→ **GOAL**: Quote the full listing word for word.

→ **MATERIAL SHOWN**:
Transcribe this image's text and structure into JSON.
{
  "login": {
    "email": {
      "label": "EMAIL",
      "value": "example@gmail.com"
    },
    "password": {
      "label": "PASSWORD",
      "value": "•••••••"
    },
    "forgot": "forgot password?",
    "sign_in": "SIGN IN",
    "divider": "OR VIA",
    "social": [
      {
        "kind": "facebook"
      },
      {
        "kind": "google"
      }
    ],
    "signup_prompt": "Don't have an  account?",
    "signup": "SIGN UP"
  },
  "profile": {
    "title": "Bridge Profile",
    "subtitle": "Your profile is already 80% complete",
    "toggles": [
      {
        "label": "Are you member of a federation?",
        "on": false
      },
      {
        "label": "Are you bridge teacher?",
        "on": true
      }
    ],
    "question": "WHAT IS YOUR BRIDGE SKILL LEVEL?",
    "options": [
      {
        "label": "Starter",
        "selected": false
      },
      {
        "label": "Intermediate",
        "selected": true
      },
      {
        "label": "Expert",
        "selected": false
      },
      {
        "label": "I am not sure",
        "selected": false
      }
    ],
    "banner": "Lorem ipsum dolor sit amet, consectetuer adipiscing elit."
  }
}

→ **SOLUTION BELOW**:
Transcribe this image's text and structure into JSON.
{
  "login": {
    "email": {
      "label": "EMAIL",
      "value": "example@gmail.com"
    },
    "password": {
      "label": "PASSWORD",
      "value": "•••••••"
    },
    "forgot": "forgot password?",
    "sign_in": "SIGN IN",
    "divider": "OR VIA",
    "social": [
      {
        "kind": "facebook"
      },
      {
        "kind": "google"
      }
    ],
    "signup_prompt": "Don't have an  account?",
    "signup": "SIGN UP"
  },
  "profile": {
    "title": "Bridge Profile",
    "subtitle": "Your profile is already 80% complete",
    "toggles": [
      {
        "label": "Are you member of a federation?",
        "on": false
      },
      {
        "label": "Are you bridge teacher?",
        "on": true
      }
    ],
    "question": "WHAT IS YOUR BRIDGE SKILL LEVEL?",
    "options": [
      {
        "label": "Starter",
        "selected": false
      },
      {
        "label": "Intermediate",
        "selected": true
      },
      {
        "label": "Expert",
        "selected": false
      },
      {
        "label": "I am not sure",
        "selected": false
      }
    ],
    "banner": "Lorem ipsum dolor sit amet, consectetuer adipiscing elit."
  }
}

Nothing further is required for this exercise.